## What you are asked to do
Below are some entries. Return exactly the lines from the one with "What text is on this page?" through the final line, leaving out any pictures.

## Task material
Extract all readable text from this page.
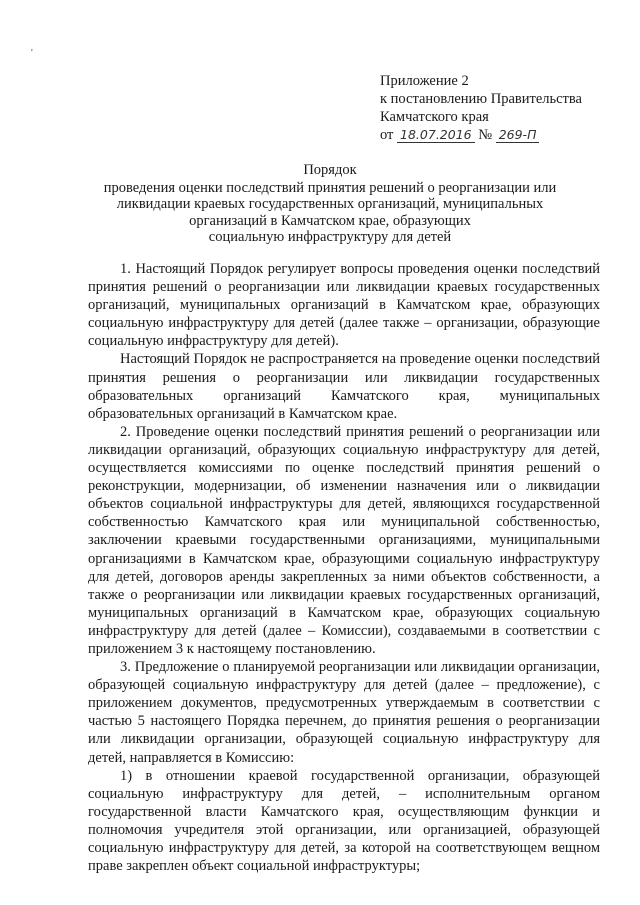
'
Приложение 2
к постановлению Правительства
Камчатского края
от 18.07.2016 № 269-П
Порядок
проведения оценки последствий принятия решений о реорганизации или
ликвидации краевых государственных организаций, муниципальных
организаций в Камчатском крае, образующих
социальную инфраструктуру для детей

1. Настоящий Порядок регулирует вопросы проведения оценки последствий принятия решений о реорганизации или ликвидации краевых государственных организаций, муниципальных организаций в Камчатском крае, образующих социальную инфраструктуру для детей (далее также – организации, образующие социальную инфраструктуру для детей).

Настоящий Порядок не распространяется на проведение оценки последствий принятия решения о реорганизации или ликвидации государственных образовательных организаций Камчатского края, муниципальных образовательных организаций в Камчатском крае.

2. Проведение оценки последствий принятия решений о реорганизации или ликвидации организаций, образующих социальную инфраструктуру для детей, осуществляется комиссиями по оценке последствий принятия решений о реконструкции, модернизации, об изменении назначения или о ликвидации объектов социальной инфраструктуры для детей, являющихся государственной собственностью Камчатского края или муниципальной собственностью, заключении краевыми государственными организациями, муниципальными организациями в Камчатском крае, образующими социальную инфраструктуру для детей, договоров аренды закрепленных за ними объектов собственности, а также о реорганизации или ликвидации краевых государственных организаций, муниципальных организаций в Камчатском крае, образующих социальную инфраструктуру для детей (далее – Комиссии), создаваемыми в соответствии с приложением 3 к настоящему постановлению.

3. Предложение о планируемой реорганизации или ликвидации организации, образующей социальную инфраструктуру для детей (далее – предложение), с приложением документов, предусмотренных утверждаемым в соответствии с частью 5 настоящего Порядка перечнем, до принятия решения о реорганизации или ликвидации организации, образующей социальную инфраструктуру для детей, направляется в Комиссию:

1) в отношении краевой государственной организации, образующей социальную инфраструктуру для детей, – исполнительным органом государственной власти Камчатского края, осуществляющим функции и полномочия учредителя этой организации, или организацией, образующей социальную инфраструктуру для детей, за которой на соответствующем вещном праве закреплен объект социальной инфраструктуры;
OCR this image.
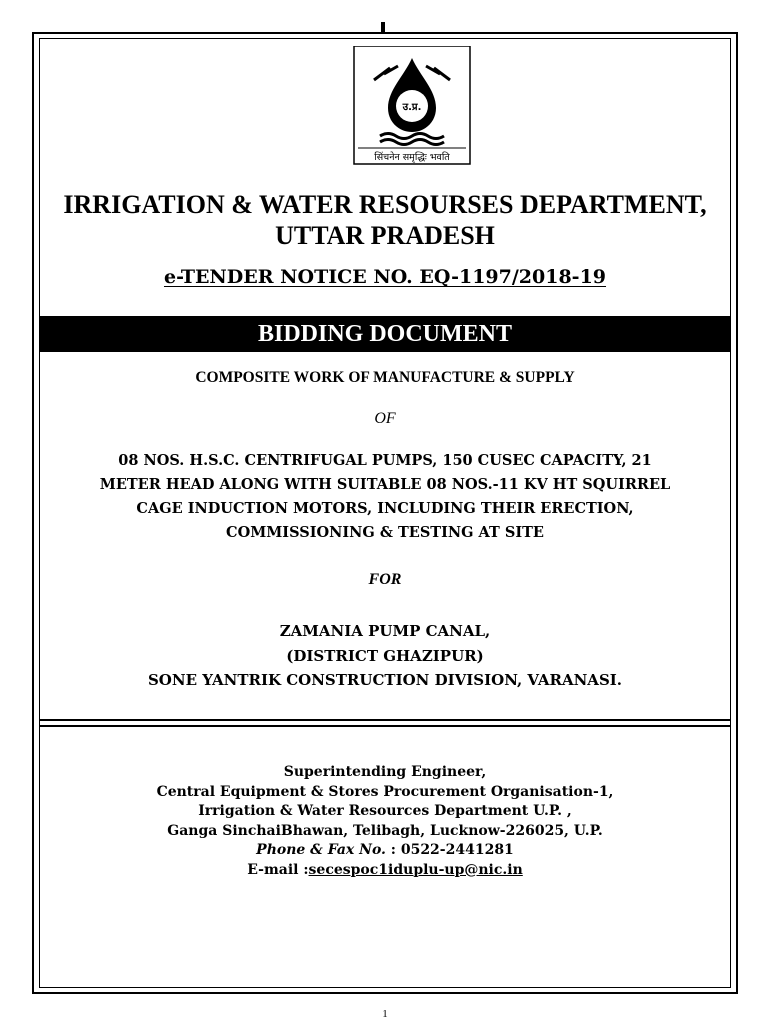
उ.प्र.
सिंचनेन समृद्धिः भवति
IRRIGATION & WATER RESOURSES DEPARTMENT,
UTTAR PRADESH
e-TENDER NOTICE NO. EQ-1197/2018-19
BIDDING DOCUMENT
COMPOSITE WORK OF MANUFACTURE & SUPPLY
OF
08 NOS. H.S.C. CENTRIFUGAL PUMPS, 150 CUSEC CAPACITY, 21
METER HEAD ALONG WITH SUITABLE 08 NOS.-11 KV HT SQUIRREL
CAGE INDUCTION MOTORS, INCLUDING THEIR ERECTION,
COMMISSIONING & TESTING AT SITE
FOR
ZAMANIA PUMP CANAL,
(DISTRICT GHAZIPUR)
SONE YANTRIK CONSTRUCTION DIVISION, VARANASI.
Superintending Engineer,
Central Equipment & Stores Procurement Organisation-1,
Irrigation & Water Resources Department U.P. ,
Ganga SinchaiBhawan, Telibagh, Lucknow-226025, U.P.
Phone & Fax No. : 0522-2441281
E-mail :secespoc1iduplu-up@nic.in
1
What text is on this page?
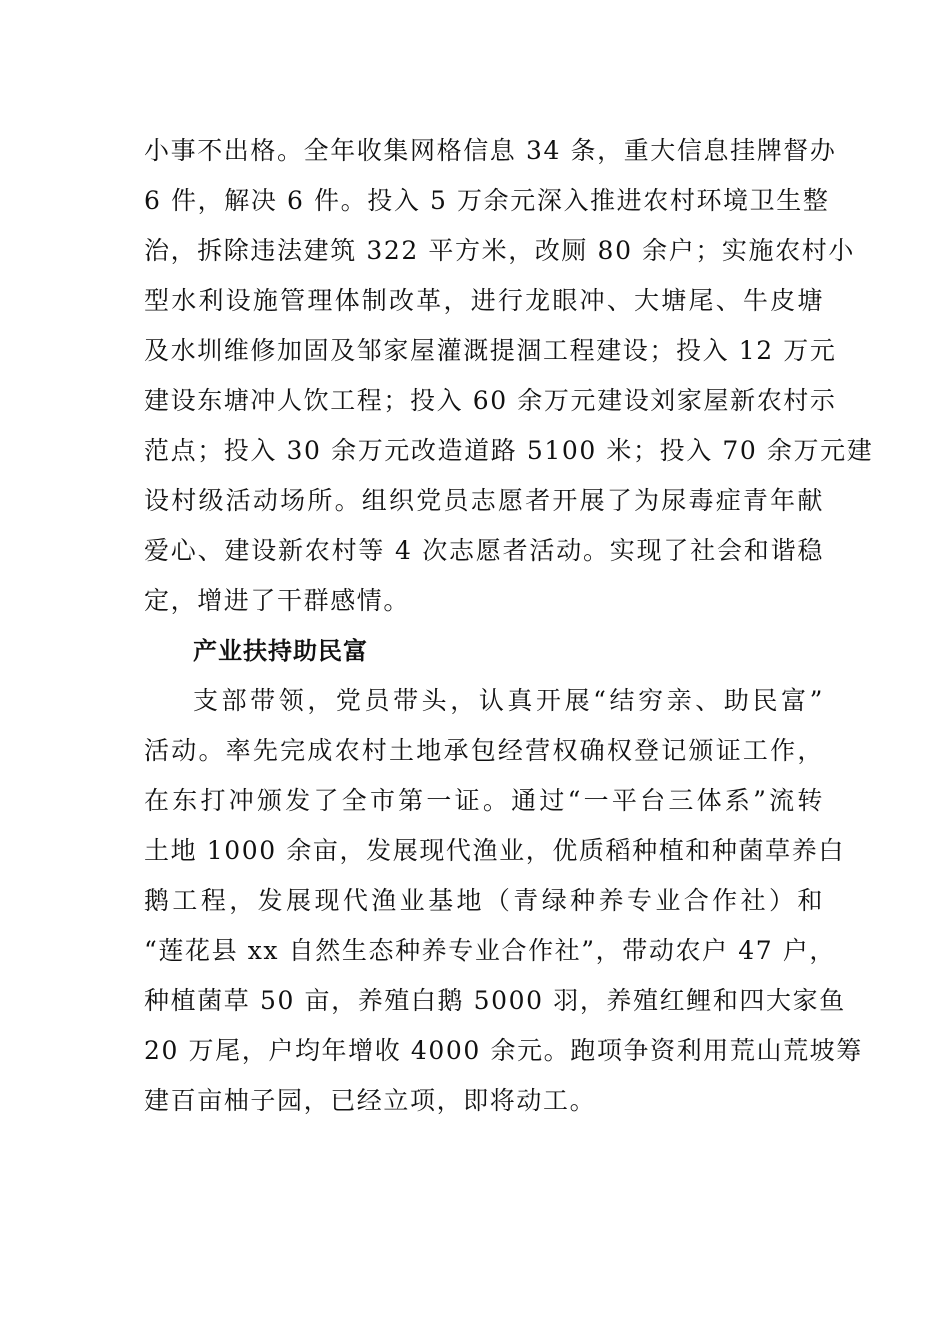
小事不出格。全年收集网格信息 34 条，重大信息挂牌督办
6 件，解决 6 件。投入 5 万余元深入推进农村环境卫生整
治，拆除违法建筑 322 平方米，改厕 80 余户；实施农村小
型水利设施管理体制改革，进行龙眼冲、大塘尾、牛皮塘
及水圳维修加固及邹家屋灌溉提涸工程建设；投入 12 万元
建设东塘冲人饮工程；投入 60 余万元建设刘家屋新农村示
范点；投入 30 余万元改造道路 5100 米；投入 70 余万元建
设村级活动场所。组织党员志愿者开展了为尿毒症青年献
爱心、建设新农村等 4 次志愿者活动。实现了社会和谐稳
定，增进了干群感情。
产业扶持助民富
支部带领，党员带头，认真开展“结穷亲、助民富”
活动。率先完成农村土地承包经营权确权登记颁证工作，
在东打冲颁发了全市第一证。通过“一平台三体系”流转
土地 1000 余亩，发展现代渔业，优质稻种植和种菌草养白
鹅工程，发展现代渔业基地（青绿种养专业合作社）和
“莲花县 xx 自然生态种养专业合作社”，带动农户 47 户，
种植菌草 50 亩，养殖白鹅 5000 羽，养殖红鲤和四大家鱼
20 万尾，户均年增收 4000 余元。跑项争资利用荒山荒坡筹
建百亩柚子园，已经立项，即将动工。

## Full response
What text is on this page?
小事不出格。全年收集网格信息 34 条，重大信息挂牌督办
6 件，解决 6 件。投入 5 万余元深入推进农村环境卫生整
治，拆除违法建筑 322 平方米，改厕 80 余户；实施农村小
型水利设施管理体制改革，进行龙眼冲、大塘尾、牛皮塘
及水圳维修加固及邹家屋灌溉提涸工程建设；投入 12 万元
建设东塘冲人饮工程；投入 60 余万元建设刘家屋新农村示
范点；投入 30 余万元改造道路 5100 米；投入 70 余万元建
设村级活动场所。组织党员志愿者开展了为尿毒症青年献
爱心、建设新农村等 4 次志愿者活动。实现了社会和谐稳
定，增进了干群感情。
产业扶持助民富
支部带领，党员带头，认真开展“结穷亲、助民富”
活动。率先完成农村土地承包经营权确权登记颁证工作，
在东打冲颁发了全市第一证。通过“一平台三体系”流转
土地 1000 余亩，发展现代渔业，优质稻种植和种菌草养白
鹅工程，发展现代渔业基地（青绿种养专业合作社）和
“莲花县 xx 自然生态种养专业合作社”，带动农户 47 户，
种植菌草 50 亩，养殖白鹅 5000 羽，养殖红鲤和四大家鱼
20 万尾，户均年增收 4000 余元。跑项争资利用荒山荒坡筹
建百亩柚子园，已经立项，即将动工。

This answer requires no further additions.